◆ **Aim**:
Would you repeat the listing exactly but omit every picture?
[start Data shown]
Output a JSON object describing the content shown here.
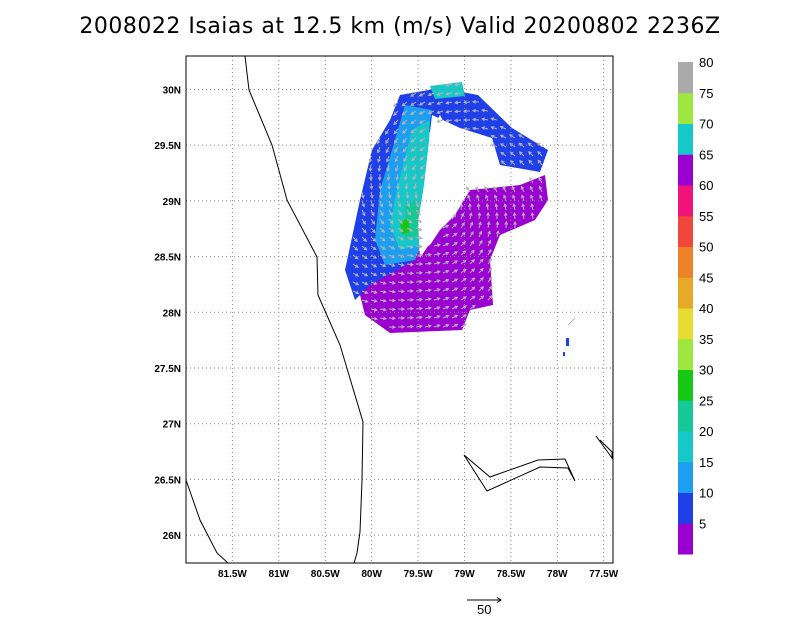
{
  "title": "2008022 Isaias at 12.5 km (m/s) Valid 20200802 2236Z",
  "map": {
    "lon_range": [
      -82.0,
      -77.4
    ],
    "lat_range": [
      25.75,
      30.3
    ],
    "x_ticks": [
      {
        "lon": -81.5,
        "label": "81.5W"
      },
      {
        "lon": -81.0,
        "label": "81W"
      },
      {
        "lon": -80.5,
        "label": "80.5W"
      },
      {
        "lon": -80.0,
        "label": "80W"
      },
      {
        "lon": -79.5,
        "label": "79.5W"
      },
      {
        "lon": -79.0,
        "label": "79W"
      },
      {
        "lon": -78.5,
        "label": "78.5W"
      },
      {
        "lon": -78.0,
        "label": "78W"
      },
      {
        "lon": -77.5,
        "label": "77.5W"
      }
    ],
    "y_ticks": [
      {
        "lat": 30.0,
        "label": "30N"
      },
      {
        "lat": 29.5,
        "label": "29.5N"
      },
      {
        "lat": 29.0,
        "label": "29N"
      },
      {
        "lat": 28.5,
        "label": "28.5N"
      },
      {
        "lat": 28.0,
        "label": "28N"
      },
      {
        "lat": 27.5,
        "label": "27.5N"
      },
      {
        "lat": 27.0,
        "label": "27N"
      },
      {
        "lat": 26.5,
        "label": "26.5N"
      },
      {
        "lat": 26.0,
        "label": "26N"
      }
    ],
    "grid": "dotted"
  },
  "colorbar": {
    "labels": [
      "5",
      "10",
      "15",
      "20",
      "25",
      "30",
      "35",
      "40",
      "45",
      "50",
      "55",
      "60",
      "65",
      "70",
      "75",
      "80"
    ],
    "colors": [
      "#9a00d0",
      "#1f3fe8",
      "#1c9ff0",
      "#16c8c8",
      "#16c896",
      "#16c816",
      "#a0e640",
      "#e6dc32",
      "#e6aa28",
      "#ee8228",
      "#f0463c",
      "#f0147a",
      "#9a00d0",
      "#16c8c8",
      "#a0e640",
      "#aaaaaa"
    ]
  },
  "legend_vector": {
    "label": "50"
  }
}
[end Data shown]
◆ **Exercise solution**:
Output a JSON object describing the content shown here.
{
  "title": "2008022 Isaias at 12.5 km (m/s) Valid 20200802 2236Z",
  "map": {
    "lon_range": [
      -82.0,
      -77.4
    ],
    "lat_range": [
      25.75,
      30.3
    ],
    "x_ticks": [
      {
        "lon": -81.5,
        "label": "81.5W"
      },
      {
        "lon": -81.0,
        "label": "81W"
      },
      {
        "lon": -80.5,
        "label": "80.5W"
      },
      {
        "lon": -80.0,
        "label": "80W"
      },
      {
        "lon": -79.5,
        "label": "79.5W"
      },
      {
        "lon": -79.0,
        "label": "79W"
      },
      {
        "lon": -78.5,
        "label": "78.5W"
      },
      {
        "lon": -78.0,
        "label": "78W"
      },
      {
        "lon": -77.5,
        "label": "77.5W"
      }
    ],
    "y_ticks": [
      {
        "lat": 30.0,
        "label": "30N"
      },
      {
        "lat": 29.5,
        "label": "29.5N"
      },
      {
        "lat": 29.0,
        "label": "29N"
      },
      {
        "lat": 28.5,
        "label": "28.5N"
      },
      {
        "lat": 28.0,
        "label": "28N"
      },
      {
        "lat": 27.5,
        "label": "27.5N"
      },
      {
        "lat": 27.0,
        "label": "27N"
      },
      {
        "lat": 26.5,
        "label": "26.5N"
      },
      {
        "lat": 26.0,
        "label": "26N"
      }
    ],
    "grid": "dotted"
  },
  "colorbar": {
    "labels": [
      "5",
      "10",
      "15",
      "20",
      "25",
      "30",
      "35",
      "40",
      "45",
      "50",
      "55",
      "60",
      "65",
      "70",
      "75",
      "80"
    ],
    "colors": [
      "#9a00d0",
      "#1f3fe8",
      "#1c9ff0",
      "#16c8c8",
      "#16c896",
      "#16c816",
      "#a0e640",
      "#e6dc32",
      "#e6aa28",
      "#ee8228",
      "#f0463c",
      "#f0147a",
      "#9a00d0",
      "#16c8c8",
      "#a0e640",
      "#aaaaaa"
    ]
  },
  "legend_vector": {
    "label": "50"
  }
}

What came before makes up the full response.